START INPUT FOR THIS TASK

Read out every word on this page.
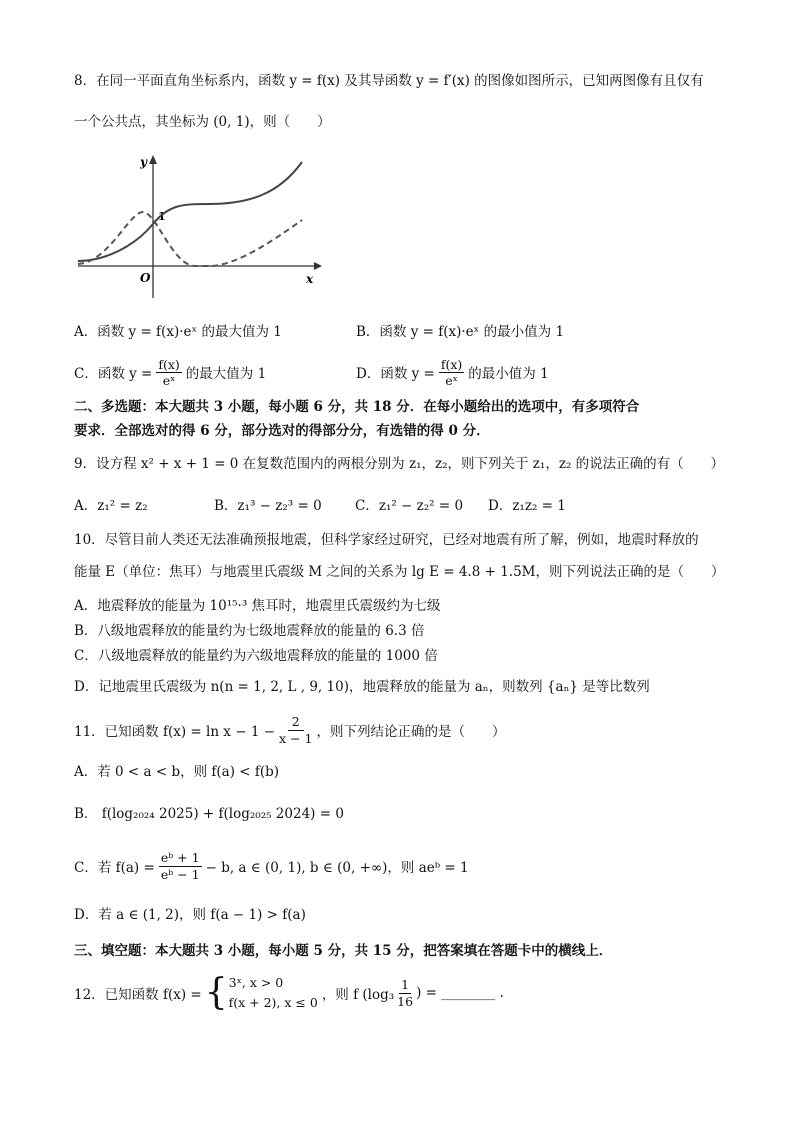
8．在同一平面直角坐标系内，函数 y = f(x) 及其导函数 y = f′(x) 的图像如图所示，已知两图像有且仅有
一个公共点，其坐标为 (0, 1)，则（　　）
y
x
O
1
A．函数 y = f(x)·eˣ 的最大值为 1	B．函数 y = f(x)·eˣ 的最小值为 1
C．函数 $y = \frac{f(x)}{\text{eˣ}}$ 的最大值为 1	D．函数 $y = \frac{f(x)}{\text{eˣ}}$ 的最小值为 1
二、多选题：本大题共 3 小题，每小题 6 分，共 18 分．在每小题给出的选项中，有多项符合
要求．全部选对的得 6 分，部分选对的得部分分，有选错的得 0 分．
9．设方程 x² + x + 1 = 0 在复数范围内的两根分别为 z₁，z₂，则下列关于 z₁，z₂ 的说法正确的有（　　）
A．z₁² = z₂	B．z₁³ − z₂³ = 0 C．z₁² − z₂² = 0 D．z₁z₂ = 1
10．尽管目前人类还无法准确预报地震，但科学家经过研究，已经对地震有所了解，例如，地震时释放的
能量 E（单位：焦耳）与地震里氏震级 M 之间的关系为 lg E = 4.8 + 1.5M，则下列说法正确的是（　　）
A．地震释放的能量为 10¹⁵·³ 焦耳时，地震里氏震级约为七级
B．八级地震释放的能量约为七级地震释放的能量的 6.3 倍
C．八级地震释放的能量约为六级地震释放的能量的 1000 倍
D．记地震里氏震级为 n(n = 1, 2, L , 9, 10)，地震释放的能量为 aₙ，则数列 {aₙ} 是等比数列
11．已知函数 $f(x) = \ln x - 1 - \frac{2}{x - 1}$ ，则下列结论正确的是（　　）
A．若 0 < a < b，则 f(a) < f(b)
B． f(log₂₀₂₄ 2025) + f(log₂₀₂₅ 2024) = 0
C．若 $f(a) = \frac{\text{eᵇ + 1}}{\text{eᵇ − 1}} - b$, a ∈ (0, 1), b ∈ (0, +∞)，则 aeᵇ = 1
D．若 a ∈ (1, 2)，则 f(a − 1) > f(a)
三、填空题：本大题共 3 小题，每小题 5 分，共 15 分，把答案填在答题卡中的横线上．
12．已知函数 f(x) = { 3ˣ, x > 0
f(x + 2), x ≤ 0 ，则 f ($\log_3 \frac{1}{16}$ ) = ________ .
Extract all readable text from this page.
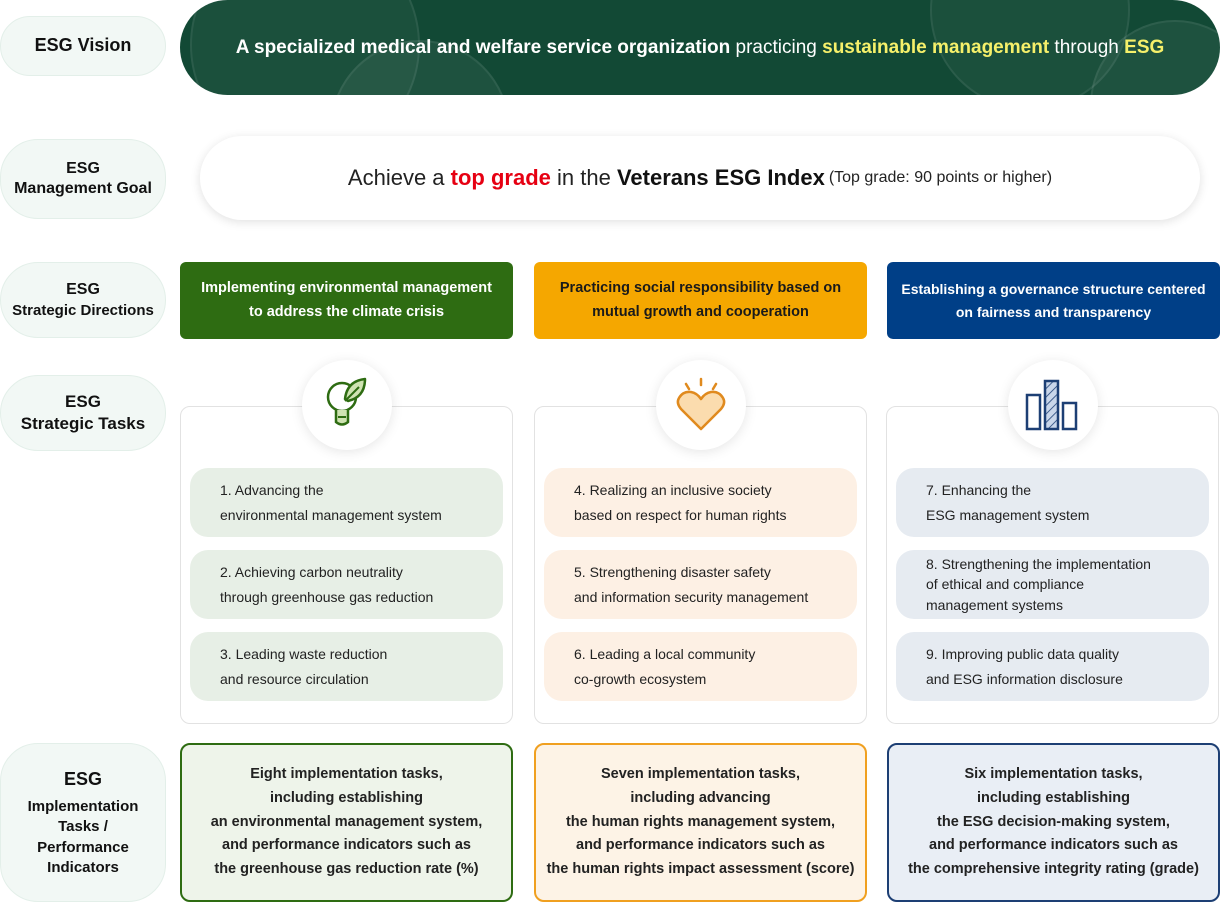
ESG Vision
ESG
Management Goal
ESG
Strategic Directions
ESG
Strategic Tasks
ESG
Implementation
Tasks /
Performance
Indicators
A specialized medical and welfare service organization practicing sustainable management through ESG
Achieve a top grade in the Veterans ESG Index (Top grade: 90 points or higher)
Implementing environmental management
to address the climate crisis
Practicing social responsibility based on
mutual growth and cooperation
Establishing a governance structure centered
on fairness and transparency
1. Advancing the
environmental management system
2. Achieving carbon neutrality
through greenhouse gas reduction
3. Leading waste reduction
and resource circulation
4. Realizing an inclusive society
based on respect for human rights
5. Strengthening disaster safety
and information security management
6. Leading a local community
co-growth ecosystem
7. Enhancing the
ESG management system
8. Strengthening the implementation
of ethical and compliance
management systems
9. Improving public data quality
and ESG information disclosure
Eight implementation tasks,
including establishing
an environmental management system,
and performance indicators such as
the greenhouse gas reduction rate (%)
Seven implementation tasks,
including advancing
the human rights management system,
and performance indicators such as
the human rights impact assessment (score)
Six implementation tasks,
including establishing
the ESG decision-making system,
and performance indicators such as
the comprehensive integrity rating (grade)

END INPUT FOR THIS TASK
START INPUT FOR THIS TASK

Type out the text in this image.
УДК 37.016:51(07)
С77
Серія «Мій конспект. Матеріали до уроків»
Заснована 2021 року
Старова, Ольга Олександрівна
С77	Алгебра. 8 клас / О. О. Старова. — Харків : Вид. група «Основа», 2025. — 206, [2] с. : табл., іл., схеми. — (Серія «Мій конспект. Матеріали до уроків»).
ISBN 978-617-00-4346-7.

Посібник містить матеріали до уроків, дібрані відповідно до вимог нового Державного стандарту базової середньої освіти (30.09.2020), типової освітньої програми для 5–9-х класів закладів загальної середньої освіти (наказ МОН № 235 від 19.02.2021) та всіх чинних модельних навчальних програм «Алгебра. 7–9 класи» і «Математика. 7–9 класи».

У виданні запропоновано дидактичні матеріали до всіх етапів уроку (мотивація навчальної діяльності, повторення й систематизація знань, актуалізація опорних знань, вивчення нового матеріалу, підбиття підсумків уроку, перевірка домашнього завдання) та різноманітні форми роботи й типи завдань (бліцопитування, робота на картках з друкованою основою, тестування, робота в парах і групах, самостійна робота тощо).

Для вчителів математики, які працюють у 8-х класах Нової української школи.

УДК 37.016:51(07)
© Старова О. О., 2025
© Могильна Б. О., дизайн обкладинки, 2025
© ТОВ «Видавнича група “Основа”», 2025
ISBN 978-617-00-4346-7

END INPUT FOR THIS TASK

◆ EXERCISE BRIEF:
Pick out every line of the listing containing the word "Leading", and show those lines.

◆ ANSWER TO THE EXERCISE:
3. Leading waste reduction
6. Leading a local community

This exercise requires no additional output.